▶ **The request**
All lines in which the word "causes" occurs are to be extracted.

Rows from a dataset
+ + + + +
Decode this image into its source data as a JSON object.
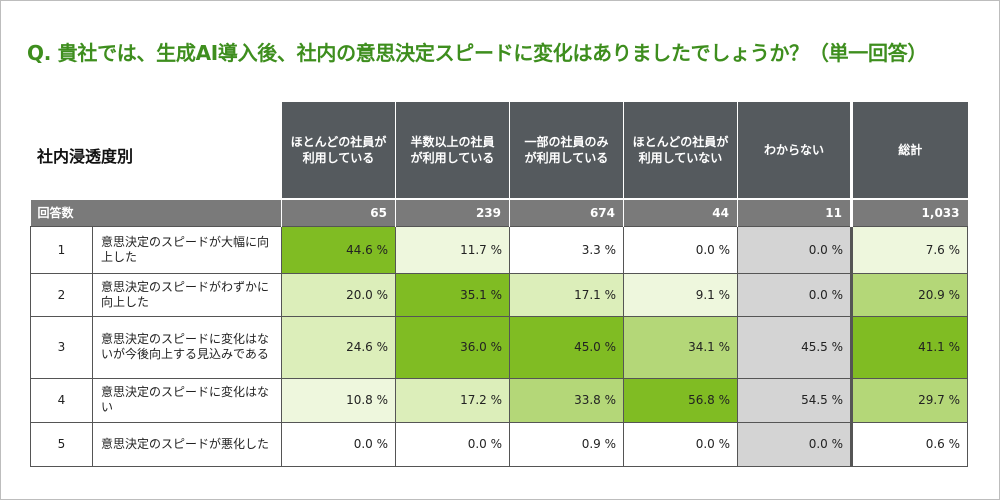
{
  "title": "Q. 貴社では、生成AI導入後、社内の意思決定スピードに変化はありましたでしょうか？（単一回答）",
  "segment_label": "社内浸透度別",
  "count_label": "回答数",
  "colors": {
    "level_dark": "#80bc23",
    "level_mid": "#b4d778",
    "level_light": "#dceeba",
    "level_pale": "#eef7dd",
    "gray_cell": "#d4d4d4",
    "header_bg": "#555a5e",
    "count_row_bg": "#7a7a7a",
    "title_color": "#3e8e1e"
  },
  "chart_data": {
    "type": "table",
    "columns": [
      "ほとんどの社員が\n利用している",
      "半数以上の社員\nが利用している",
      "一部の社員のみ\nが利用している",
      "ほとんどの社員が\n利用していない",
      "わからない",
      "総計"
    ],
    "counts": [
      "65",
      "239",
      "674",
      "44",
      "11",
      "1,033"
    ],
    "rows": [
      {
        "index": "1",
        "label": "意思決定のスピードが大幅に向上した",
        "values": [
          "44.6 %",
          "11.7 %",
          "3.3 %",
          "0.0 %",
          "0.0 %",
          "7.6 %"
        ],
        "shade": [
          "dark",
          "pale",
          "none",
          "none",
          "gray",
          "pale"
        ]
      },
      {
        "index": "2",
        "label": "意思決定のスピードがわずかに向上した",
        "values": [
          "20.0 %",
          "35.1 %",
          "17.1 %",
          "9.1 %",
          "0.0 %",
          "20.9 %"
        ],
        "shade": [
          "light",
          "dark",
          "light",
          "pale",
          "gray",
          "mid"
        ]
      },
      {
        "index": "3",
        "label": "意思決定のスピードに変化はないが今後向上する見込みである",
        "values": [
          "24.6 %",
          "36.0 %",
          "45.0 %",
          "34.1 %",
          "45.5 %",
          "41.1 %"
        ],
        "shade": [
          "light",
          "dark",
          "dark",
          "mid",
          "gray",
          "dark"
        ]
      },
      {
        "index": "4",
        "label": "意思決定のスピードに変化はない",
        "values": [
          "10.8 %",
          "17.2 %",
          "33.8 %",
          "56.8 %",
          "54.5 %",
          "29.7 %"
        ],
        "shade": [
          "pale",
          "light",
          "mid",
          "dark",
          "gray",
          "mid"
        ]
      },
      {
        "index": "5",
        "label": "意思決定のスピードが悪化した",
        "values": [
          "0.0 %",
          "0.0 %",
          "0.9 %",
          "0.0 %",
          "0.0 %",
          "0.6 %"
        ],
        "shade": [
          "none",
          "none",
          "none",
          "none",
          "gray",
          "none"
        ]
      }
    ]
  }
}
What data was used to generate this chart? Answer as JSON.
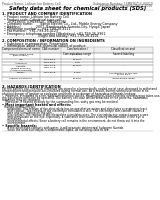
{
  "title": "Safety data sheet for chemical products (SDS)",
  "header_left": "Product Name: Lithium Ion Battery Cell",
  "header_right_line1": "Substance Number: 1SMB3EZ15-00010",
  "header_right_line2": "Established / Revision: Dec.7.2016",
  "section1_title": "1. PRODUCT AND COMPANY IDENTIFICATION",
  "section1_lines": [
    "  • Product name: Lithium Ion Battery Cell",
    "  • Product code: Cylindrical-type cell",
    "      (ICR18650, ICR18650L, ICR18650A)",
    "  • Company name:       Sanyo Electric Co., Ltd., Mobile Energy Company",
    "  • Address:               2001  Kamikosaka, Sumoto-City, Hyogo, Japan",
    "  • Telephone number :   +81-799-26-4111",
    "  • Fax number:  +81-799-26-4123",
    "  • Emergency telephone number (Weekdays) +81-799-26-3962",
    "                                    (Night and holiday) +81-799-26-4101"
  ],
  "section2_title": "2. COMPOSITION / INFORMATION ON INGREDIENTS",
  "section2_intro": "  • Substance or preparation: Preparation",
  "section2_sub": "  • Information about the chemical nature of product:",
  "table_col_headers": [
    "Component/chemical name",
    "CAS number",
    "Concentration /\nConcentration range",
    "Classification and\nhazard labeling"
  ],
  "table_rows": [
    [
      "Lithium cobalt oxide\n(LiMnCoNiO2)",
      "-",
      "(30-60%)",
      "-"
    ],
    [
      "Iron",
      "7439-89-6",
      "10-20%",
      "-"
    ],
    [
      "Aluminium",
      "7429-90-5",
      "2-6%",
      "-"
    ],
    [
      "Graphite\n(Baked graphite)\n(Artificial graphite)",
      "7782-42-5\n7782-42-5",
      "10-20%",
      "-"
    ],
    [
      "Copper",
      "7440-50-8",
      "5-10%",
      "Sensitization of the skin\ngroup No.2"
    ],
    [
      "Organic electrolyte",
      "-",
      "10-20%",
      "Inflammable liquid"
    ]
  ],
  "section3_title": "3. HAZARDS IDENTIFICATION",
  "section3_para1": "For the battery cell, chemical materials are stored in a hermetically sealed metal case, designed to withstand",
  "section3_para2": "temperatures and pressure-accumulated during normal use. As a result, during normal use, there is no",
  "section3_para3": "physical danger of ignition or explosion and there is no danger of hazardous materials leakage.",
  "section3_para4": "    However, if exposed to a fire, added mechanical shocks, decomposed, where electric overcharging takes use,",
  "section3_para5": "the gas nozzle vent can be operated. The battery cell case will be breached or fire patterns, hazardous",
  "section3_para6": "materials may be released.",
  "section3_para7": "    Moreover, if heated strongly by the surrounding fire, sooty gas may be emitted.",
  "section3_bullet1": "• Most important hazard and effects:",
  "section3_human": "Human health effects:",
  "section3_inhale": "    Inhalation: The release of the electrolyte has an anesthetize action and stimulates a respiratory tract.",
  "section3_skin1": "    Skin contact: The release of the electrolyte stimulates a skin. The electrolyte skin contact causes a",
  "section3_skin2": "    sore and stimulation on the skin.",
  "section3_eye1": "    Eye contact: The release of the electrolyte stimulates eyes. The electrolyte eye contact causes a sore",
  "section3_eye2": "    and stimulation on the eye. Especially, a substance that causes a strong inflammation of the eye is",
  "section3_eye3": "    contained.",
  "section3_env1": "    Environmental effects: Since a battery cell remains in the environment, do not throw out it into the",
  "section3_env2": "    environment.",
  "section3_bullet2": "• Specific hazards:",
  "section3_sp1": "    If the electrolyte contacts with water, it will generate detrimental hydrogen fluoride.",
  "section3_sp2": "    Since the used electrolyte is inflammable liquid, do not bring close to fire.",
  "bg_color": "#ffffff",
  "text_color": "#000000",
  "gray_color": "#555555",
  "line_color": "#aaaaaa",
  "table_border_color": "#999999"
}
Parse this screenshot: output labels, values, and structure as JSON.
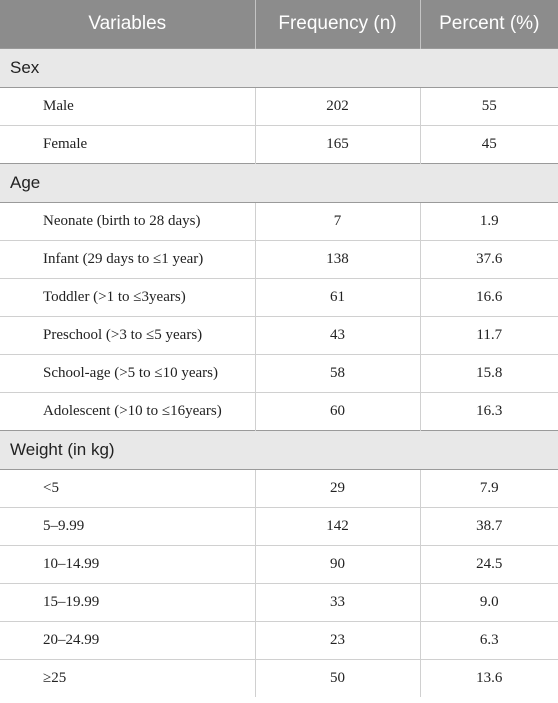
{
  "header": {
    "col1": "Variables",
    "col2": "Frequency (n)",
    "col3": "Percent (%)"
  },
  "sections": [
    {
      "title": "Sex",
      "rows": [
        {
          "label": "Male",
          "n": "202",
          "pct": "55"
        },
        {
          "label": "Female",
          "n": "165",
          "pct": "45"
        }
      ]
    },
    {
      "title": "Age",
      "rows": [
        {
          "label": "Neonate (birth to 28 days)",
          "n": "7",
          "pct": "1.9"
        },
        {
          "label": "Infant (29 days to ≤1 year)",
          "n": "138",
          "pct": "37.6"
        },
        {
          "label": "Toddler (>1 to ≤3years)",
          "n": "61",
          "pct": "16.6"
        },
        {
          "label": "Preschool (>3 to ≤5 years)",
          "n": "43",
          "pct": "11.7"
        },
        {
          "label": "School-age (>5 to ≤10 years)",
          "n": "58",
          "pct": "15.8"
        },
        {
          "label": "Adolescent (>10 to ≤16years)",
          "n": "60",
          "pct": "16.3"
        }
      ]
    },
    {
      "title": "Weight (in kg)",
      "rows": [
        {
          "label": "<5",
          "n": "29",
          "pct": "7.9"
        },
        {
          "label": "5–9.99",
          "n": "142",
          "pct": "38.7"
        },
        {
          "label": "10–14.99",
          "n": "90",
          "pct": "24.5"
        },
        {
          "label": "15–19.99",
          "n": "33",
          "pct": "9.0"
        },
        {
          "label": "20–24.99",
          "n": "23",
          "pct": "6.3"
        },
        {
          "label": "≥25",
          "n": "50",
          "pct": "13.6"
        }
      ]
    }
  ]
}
+ + + + +
▶ **Response**
  "section3_skin1": "    Skin contact: The release of the electrolyte stimulates a skin. The electrolyte skin contact causes a",
  "section3_eye1": "    Eye contact: The release of the electrolyte stimulates eyes. The electrolyte eye contact causes a sore",
  "section3_eye2": "    and stimulation on the eye. Especially, a substance that causes a strong inflammation of the eye is",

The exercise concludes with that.